Upper GI Endoscopy
What is Upper GI Endoscopy?
Upper GI Endoscopy lets your doctor examine the lining of the upper part of your gastrointestinal tract, which includes the esophagus, stomach and duodenum (first portion of the small intestine). Your doctor will use a thin, flexible tube called an endoscope, which has its own lens and light source, and will view the images on a video monitor. You might hear your doctor or other medical staff refer to Upper GI Endoscopy as EsophagoGastroDuodenscopy (EGD) or panendoscopy
Why is Upper GI Endoscopy done?
Upper GI Endoscopy helps your doctor evaluate symptoms of persistent upper abdominal pain, nausea, symptoms of heart burn and acidity, vomiting or difficulty in swallowing. It’s the best test for finding the cause of bleeding from the upper gastrointestinal tract. It’s also more accurate than X-ray films for detecting inflammation, ulcers and tumors of the esophagus, stomach and duodenum.
Your doctor might use Upper GI Endoscopy to obtain a biopsy (small tissue samples). A biopsy helps your doctor distinguish between benign and malignant (cancerous) tissues. Remember, biopsies are taken for many reasons, and your doctor might order one even if he or she does not suspect cancer. For example, your doctor might use a biopsy to test for Helicobacter pylori, the bacterium that causes ulcers.
Your doctor might also use Upper GI Endoscopy to perform a cytology test, where he or she will introduce a small brush to collect cells for analysis.
Your doctor can pass instruments through the endoscope to directly treat many abnormalities – this will cause you little or no discomfort. For example, your doctor might stretch (dilate) a narrowed area, remove polyps (usually benign growths) or treat bleeding.
What preparations are required?
An empty stomach allows for the best and safest examination, so you should have nothing to eat or drink, including water, for approximately eight to ten hours before the examination. Your doctor will tell you when to start fasting as the timing can vary.
Tell your doctor in advance about any medications you take; you might need to adjust your usual dose for the examination. Discuss any allergies to medications as well as medical conditions.
Can I take my current medications?

★ ★ ★ ★ ★

[Task set]
1: Answer these questions about the upper GI endoscopy text:
(a) Which three parts of the gastrointestinal tract does the examination cover?
(b) Which bacterium can a biopsy test for?
(c) For roughly how long before the examination should nothing be eaten or drunk?
2: Write the next portion of the upper GI endoscopy text, continuing directly after its final heading.

[Data items]
★ ★ ★ ★ ★

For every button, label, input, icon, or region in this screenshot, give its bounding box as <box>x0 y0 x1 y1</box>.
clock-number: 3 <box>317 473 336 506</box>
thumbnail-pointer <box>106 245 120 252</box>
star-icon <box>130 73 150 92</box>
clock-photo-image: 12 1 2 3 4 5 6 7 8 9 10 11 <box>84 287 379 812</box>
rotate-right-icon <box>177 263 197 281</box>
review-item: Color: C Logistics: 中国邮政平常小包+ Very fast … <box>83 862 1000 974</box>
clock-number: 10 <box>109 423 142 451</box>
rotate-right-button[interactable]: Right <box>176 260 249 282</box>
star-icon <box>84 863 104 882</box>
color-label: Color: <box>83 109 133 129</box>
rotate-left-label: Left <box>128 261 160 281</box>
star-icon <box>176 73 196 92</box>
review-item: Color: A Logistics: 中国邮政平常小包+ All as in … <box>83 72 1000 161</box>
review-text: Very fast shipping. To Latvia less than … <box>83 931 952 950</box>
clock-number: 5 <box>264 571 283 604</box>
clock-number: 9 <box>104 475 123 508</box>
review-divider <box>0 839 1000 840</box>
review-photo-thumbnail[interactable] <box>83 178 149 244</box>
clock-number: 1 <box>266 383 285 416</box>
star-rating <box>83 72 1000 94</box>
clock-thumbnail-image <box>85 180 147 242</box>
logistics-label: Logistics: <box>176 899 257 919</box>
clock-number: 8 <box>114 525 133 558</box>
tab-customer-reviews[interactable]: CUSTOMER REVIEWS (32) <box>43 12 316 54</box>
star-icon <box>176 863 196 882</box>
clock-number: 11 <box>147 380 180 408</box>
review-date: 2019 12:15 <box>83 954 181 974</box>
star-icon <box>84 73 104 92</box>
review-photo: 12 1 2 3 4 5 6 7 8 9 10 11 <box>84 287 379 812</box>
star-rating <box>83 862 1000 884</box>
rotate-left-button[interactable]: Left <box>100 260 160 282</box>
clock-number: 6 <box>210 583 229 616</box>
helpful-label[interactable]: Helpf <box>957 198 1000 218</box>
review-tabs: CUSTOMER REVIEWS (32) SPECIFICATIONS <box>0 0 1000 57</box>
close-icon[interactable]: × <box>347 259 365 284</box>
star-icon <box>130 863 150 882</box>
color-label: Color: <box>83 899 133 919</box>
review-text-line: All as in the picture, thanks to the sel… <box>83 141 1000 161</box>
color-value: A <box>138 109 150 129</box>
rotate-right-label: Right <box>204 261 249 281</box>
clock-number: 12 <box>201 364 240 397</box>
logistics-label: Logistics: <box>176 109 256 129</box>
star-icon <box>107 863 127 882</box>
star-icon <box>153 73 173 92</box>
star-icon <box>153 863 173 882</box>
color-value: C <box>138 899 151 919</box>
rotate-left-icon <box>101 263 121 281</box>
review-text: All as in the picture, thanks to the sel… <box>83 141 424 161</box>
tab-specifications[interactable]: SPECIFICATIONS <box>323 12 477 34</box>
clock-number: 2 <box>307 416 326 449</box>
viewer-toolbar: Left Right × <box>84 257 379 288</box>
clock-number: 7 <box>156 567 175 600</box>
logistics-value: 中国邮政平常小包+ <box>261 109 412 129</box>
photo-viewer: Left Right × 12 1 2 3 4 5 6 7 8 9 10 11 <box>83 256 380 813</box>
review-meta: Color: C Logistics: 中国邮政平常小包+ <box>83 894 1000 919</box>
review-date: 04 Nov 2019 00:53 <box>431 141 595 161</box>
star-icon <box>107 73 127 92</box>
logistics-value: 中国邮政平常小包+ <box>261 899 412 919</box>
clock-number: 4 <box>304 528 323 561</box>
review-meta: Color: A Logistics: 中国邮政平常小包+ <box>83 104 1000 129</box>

★ ★ ★ ★ ★

[Responses by task]
1:
(a) The esophagus, stomach and duodenum.
(b) Helicobacter pylori.
(c) Approximately eight to ten hours.

2:
Most medications can be continued as usual, but some medications can interfere with the preparation or the examination. Inform your doctor about medications you’re taking, particularly aspirin products or antiplatelet agents, arthritis medications, anticoagulants (blood thinner such as as warfarin or heparin), clopidogrel, insulin or iron products. Also, be sure to mention any allergies for medications
What happens during Upper GI Endoscopy?
Your doctor might start spraying your throat with a local anesthetic or by giving you a sedative to help you relax. You’ll then lie on your side, and your doctor will pass the endoscope through your mouth and into the esophagus, stomach and duodenum. The endoscope doesn’t interfere with your breathing. The procedure usually last less than 10 minutes and most patients can leave within one hour or after completion of the procedure.
What happens after Upper GI Endoscopy?
You will be monitored until effects of the medication have worn off. Your throat might be a little sore, and you might feel bloated because of the air induced into your stomach during the test. You will be able to eat after the procedure according to your doctor’s instructions.
Your physician will explain the results of the examination to you, although you’ll probably have to wait for the results of any biopsies performed.
If you have been given sedatives during the procedure, someone must drive you home and stay with you. Even if you feel alert after the procedure, your judgment and reflexes could be impaired for the rest of the day.
This information is intended only to provide general guidance. It does not provide definitive medical advice. It is very important that you consult your doctor about your specific condition.